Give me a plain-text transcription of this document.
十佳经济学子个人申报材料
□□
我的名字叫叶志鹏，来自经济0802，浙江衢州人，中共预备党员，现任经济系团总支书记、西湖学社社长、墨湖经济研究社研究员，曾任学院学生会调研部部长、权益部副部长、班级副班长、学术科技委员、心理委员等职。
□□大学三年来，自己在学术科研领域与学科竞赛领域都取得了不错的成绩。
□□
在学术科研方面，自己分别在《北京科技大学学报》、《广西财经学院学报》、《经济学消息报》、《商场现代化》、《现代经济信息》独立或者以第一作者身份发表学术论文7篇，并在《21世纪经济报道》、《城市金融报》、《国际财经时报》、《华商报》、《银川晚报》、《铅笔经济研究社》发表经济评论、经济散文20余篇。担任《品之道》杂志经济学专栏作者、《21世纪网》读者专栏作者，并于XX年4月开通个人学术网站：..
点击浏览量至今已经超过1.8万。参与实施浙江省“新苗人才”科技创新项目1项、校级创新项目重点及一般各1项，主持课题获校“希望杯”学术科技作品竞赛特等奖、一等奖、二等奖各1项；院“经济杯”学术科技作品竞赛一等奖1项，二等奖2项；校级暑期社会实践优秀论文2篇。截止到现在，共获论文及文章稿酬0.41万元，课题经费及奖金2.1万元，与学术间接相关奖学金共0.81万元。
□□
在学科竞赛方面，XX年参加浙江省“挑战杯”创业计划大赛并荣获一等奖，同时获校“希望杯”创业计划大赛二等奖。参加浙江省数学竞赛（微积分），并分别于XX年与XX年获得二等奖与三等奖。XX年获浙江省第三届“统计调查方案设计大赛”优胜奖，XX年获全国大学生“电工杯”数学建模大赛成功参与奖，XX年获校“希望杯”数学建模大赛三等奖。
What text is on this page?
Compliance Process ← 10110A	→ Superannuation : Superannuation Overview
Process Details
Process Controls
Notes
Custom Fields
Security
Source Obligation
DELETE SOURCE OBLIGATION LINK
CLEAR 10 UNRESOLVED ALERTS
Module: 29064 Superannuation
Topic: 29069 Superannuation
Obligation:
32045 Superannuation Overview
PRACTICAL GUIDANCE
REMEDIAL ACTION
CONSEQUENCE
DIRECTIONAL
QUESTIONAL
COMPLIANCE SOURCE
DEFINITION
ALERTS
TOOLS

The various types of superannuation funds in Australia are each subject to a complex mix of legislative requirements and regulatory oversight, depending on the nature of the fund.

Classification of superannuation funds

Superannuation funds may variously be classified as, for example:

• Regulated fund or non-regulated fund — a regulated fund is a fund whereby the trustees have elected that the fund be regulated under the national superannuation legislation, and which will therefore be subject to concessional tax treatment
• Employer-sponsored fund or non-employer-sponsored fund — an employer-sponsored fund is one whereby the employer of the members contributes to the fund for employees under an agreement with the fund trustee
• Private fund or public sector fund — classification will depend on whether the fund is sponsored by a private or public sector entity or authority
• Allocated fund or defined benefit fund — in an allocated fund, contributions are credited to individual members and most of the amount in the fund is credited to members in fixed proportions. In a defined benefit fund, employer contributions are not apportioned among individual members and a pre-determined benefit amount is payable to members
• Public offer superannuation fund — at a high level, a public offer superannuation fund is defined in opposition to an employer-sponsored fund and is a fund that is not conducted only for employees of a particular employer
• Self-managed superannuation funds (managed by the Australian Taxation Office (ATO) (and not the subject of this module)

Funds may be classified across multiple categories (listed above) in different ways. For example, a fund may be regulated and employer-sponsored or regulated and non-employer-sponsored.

— THE EXERCISE —
Reproduce each entry from the records above, character for character.

— RESPONSE FOR THIS EXERCISE —
Give me a plain-text transcription of this document.
十佳经济学子个人申报材料
□□
我的名字叫叶志鹏，来自经济0802，浙江衢州人，中共预备党员，现任经济系团总支书记、西湖学社社长、墨湖经济研究社研究员，曾任学院学生会调研部部长、权益部副部长、班级副班长、学术科技委员、心理委员等职。
□□大学三年来，自己在学术科研领域与学科竞赛领域都取得了不错的成绩。
□□
在学术科研方面，自己分别在《北京科技大学学报》、《广西财经学院学报》、《经济学消息报》、《商场现代化》、《现代经济信息》独立或者以第一作者身份发表学术论文7篇，并在《21世纪经济报道》、《城市金融报》、《国际财经时报》、《华商报》、《银川晚报》、《铅笔经济研究社》发表经济评论、经济散文20余篇。担任《品之道》杂志经济学专栏作者、《21世纪网》读者专栏作者，并于XX年4月开通个人学术网站：..
点击浏览量至今已经超过1.8万。参与实施浙江省“新苗人才”科技创新项目1项、校级创新项目重点及一般各1项，主持课题获校“希望杯”学术科技作品竞赛特等奖、一等奖、二等奖各1项；院“经济杯”学术科技作品竞赛一等奖1项，二等奖2项；校级暑期社会实践优秀论文2篇。截止到现在，共获论文及文章稿酬0.41万元，课题经费及奖金2.1万元，与学术间接相关奖学金共0.81万元。
□□
在学科竞赛方面，XX年参加浙江省“挑战杯”创业计划大赛并荣获一等奖，同时获校“希望杯”创业计划大赛二等奖。参加浙江省数学竞赛（微积分），并分别于XX年与XX年获得二等奖与三等奖。XX年获浙江省第三届“统计调查方案设计大赛”优胜奖，XX年获全国大学生“电工杯”数学建模大赛成功参与奖，XX年获校“希望杯”数学建模大赛三等奖。
What text is on this page?
Compliance Process ← 10110A	→ Superannuation : Superannuation Overview
Process Details
Process Controls
Notes
Custom Fields
Security
Source Obligation
DELETE SOURCE OBLIGATION LINK
CLEAR 10 UNRESOLVED ALERTS
Module: 29064 Superannuation
Topic: 29069 Superannuation
Obligation:
32045 Superannuation Overview
PRACTICAL GUIDANCE
REMEDIAL ACTION
CONSEQUENCE
DIRECTIONAL
QUESTIONAL
COMPLIANCE SOURCE
DEFINITION
ALERTS
TOOLS

The various types of superannuation funds in Australia are each subject to a complex mix of legislative requirements and regulatory oversight, depending on the nature of the fund.

Classification of superannuation funds

Superannuation funds may variously be classified as, for example:

• Regulated fund or non-regulated fund — a regulated fund is a fund whereby the trustees have elected that the fund be regulated under the national superannuation legislation, and which will therefore be subject to concessional tax treatment
• Employer-sponsored fund or non-employer-sponsored fund — an employer-sponsored fund is one whereby the employer of the members contributes to the fund for employees under an agreement with the fund trustee
• Private fund or public sector fund — classification will depend on whether the fund is sponsored by a private or public sector entity or authority
• Allocated fund or defined benefit fund — in an allocated fund, contributions are credited to individual members and most of the amount in the fund is credited to members in fixed proportions. In a defined benefit fund, employer contributions are not apportioned among individual members and a pre-determined benefit amount is payable to members
• Public offer superannuation fund — at a high level, a public offer superannuation fund is defined in opposition to an employer-sponsored fund and is a fund that is not conducted only for employees of a particular employer
• Self-managed superannuation funds (managed by the Australian Taxation Office (ATO) (and not the subject of this module)

Funds may be classified across multiple categories (listed above) in different ways. For example, a fund may be regulated and employer-sponsored or regulated and non-employer-sponsored.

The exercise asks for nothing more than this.